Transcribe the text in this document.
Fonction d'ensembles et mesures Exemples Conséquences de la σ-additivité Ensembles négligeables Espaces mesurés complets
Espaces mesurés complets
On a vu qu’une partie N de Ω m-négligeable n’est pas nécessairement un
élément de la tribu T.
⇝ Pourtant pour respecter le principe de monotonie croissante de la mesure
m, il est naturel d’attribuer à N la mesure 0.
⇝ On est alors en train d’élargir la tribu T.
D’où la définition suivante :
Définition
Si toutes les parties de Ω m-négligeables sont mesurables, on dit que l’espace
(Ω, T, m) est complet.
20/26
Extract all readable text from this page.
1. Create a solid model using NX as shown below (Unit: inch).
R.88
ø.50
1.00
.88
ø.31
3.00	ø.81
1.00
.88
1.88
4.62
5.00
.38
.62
****************************************
What you will do:
Look above for lines with the word "text" and copy them all.

Completed task:
Transcribe the text in this document.
Extract all readable text from this page.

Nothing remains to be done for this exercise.